• WHAT THIS TASK INVOLVES:
Starting at the line containing "what elements are" and ending at the line containing "contour-label-text: 20 <box>346", both included, recast the material below as a JSON list of strings with one string per line. Omit blank lines and the picture.

• DATASET RECORDS:

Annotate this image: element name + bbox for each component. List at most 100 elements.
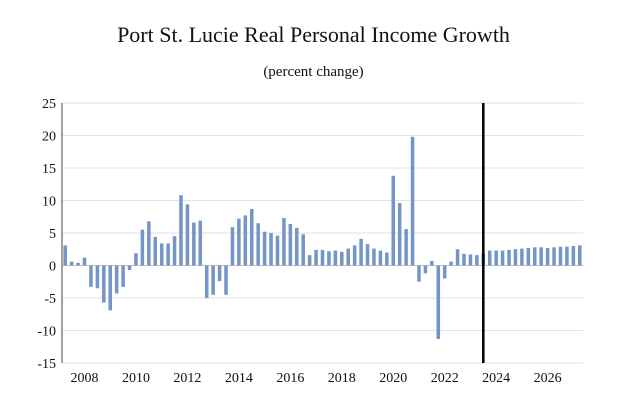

--

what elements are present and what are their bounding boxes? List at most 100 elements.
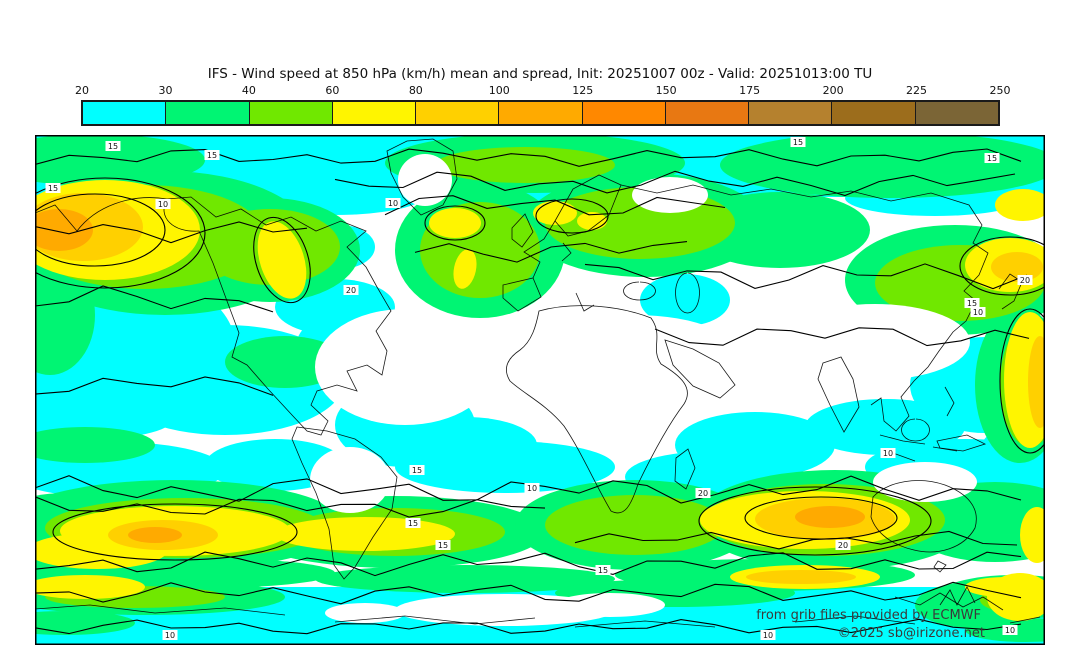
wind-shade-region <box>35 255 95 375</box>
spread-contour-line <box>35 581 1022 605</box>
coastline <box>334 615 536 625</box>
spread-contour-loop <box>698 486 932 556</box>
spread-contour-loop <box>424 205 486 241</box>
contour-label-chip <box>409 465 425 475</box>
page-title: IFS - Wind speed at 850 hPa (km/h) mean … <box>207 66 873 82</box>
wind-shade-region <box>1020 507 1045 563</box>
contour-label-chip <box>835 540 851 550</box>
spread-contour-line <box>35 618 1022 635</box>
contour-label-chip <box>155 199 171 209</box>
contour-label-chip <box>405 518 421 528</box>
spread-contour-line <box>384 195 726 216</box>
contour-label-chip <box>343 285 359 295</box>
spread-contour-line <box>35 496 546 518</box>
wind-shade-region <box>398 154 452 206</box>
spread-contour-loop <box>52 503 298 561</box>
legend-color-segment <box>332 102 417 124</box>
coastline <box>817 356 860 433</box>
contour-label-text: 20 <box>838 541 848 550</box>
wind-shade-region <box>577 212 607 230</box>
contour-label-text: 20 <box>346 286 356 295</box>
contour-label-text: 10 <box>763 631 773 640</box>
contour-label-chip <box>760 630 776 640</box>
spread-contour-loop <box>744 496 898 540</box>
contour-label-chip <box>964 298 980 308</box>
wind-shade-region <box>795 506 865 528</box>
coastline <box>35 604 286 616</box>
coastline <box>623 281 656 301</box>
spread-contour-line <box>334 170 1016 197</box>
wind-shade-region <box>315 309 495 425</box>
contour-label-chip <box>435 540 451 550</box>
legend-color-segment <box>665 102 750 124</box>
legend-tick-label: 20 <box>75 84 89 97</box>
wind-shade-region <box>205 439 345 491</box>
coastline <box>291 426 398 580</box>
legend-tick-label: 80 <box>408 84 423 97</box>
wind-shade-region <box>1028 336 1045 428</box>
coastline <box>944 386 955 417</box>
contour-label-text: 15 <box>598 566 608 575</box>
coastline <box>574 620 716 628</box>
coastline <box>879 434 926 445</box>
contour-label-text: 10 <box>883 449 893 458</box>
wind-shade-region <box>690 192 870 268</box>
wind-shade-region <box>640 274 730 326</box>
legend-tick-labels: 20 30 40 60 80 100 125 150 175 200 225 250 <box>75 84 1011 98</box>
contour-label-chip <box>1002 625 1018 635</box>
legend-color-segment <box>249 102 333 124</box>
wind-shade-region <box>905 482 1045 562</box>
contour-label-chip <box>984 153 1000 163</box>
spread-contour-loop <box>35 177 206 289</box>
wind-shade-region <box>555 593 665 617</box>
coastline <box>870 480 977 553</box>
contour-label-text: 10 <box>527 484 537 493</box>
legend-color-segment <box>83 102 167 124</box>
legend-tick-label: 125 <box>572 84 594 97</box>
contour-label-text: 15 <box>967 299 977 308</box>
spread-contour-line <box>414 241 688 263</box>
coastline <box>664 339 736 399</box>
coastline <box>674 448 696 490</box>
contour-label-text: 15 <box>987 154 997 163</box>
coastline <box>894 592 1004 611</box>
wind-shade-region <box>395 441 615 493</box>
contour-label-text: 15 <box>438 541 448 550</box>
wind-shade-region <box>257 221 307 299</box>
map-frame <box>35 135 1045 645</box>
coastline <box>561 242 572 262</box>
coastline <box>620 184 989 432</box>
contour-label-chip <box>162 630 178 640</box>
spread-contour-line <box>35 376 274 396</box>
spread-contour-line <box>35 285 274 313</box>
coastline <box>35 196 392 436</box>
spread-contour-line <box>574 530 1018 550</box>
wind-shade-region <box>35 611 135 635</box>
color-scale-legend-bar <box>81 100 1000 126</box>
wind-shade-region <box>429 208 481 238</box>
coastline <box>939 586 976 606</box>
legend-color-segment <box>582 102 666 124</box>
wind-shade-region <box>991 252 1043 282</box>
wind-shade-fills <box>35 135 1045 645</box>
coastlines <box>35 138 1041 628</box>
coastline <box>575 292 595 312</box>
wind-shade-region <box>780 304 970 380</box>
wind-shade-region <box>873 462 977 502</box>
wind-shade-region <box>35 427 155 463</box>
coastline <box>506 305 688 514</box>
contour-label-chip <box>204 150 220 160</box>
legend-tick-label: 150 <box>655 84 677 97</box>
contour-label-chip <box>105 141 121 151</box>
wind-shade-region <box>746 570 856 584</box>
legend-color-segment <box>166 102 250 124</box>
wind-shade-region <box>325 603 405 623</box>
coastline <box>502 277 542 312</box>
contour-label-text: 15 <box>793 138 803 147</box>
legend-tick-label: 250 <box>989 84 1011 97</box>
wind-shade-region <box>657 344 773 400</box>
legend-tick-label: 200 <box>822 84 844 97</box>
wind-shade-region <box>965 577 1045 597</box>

• SOLUTION:
[
  "what elements are present and what are their bounding boxes? List at most 100 elements.",
  "wind-shade-region <box>35 255 95 375</box>",
  "spread-contour-line <box>35 581 1022 605</box>",
  "coastline <box>334 615 536 625</box>",
  "spread-contour-loop <box>698 486 932 556</box>",
  "spread-contour-loop <box>424 205 486 241</box>",
  "contour-label-chip <box>409 465 425 475</box>",
  "page-title: IFS - Wind speed at 850 hPa (km/h) mean … <box>207 66 873 82</box>",
  "wind-shade-region <box>1020 507 1045 563</box>",
  "contour-label-chip <box>835 540 851 550</box>",
  "spread-contour-line <box>35 618 1022 635</box>",
  "contour-label-chip <box>155 199 171 209</box>",
  "contour-label-chip <box>405 518 421 528</box>",
  "spread-contour-line <box>384 195 726 216</box>",
  "contour-label-chip <box>343 285 359 295</box>",
  "spread-contour-line <box>35 496 546 518</box>",
  "wind-shade-region <box>398 154 452 206</box>",
  "spread-contour-loop <box>52 503 298 561</box>",
  "legend-color-segment <box>332 102 417 124</box>",
  "coastline <box>817 356 860 433</box>",
  "contour-label-text: 20 <box>838 541 848 550</box>",
  "wind-shade-region <box>577 212 607 230</box>",
  "contour-label-text: 20 <box>346 286 356 295</box>"
]